Task prompt:
Copy out each line of the data that includes the string "ansagen".

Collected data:
Start of Block

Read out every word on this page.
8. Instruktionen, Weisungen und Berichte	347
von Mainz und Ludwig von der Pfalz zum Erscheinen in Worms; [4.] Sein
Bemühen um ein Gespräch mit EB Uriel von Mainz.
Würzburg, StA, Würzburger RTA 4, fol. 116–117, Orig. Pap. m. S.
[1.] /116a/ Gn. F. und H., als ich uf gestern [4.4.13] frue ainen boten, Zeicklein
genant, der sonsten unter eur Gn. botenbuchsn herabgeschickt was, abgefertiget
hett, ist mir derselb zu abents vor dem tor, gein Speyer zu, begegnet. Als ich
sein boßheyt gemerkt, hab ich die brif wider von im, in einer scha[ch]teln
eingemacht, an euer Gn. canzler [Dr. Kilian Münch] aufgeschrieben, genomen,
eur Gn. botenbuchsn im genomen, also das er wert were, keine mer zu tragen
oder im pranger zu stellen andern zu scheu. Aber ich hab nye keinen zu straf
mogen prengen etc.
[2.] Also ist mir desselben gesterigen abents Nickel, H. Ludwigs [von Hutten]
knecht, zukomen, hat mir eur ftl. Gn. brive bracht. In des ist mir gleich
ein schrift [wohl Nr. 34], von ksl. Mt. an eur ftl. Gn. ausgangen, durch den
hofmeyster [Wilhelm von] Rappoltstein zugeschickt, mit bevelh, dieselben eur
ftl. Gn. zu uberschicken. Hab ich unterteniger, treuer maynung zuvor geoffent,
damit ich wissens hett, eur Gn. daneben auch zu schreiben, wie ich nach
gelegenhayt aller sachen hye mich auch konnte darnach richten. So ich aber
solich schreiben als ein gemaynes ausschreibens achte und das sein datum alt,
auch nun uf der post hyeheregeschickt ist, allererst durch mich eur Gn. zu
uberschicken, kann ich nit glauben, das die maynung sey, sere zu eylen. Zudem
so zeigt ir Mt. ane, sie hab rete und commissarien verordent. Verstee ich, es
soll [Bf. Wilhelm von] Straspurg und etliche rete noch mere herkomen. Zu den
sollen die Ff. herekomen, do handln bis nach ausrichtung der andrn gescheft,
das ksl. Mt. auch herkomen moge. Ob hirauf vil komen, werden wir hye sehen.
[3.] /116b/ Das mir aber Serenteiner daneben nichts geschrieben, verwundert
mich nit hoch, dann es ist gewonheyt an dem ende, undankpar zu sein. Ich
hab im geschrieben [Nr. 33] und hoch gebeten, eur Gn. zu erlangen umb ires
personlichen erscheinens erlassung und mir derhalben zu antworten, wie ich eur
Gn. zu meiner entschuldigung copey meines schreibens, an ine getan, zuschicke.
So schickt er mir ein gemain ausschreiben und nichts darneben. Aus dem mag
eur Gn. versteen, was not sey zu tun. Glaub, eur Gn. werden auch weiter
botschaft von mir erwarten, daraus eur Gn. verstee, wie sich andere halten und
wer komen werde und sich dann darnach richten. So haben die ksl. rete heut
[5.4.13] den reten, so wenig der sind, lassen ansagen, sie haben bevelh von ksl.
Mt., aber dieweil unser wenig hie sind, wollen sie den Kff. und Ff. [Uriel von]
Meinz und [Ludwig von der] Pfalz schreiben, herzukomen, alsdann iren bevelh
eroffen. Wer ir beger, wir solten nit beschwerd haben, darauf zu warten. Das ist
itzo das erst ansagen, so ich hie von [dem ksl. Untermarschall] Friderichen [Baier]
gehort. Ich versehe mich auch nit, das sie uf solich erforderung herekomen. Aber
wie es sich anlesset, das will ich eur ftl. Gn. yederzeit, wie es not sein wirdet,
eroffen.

End of Block

Response area:
[5.4.13] den reten, so wenig der sind, lassen ansagen, sie haben bevelh von ksl.
itzo das erst ansagen, so ich hie von [dem ksl. Untermarschall] Friderichen [Baier]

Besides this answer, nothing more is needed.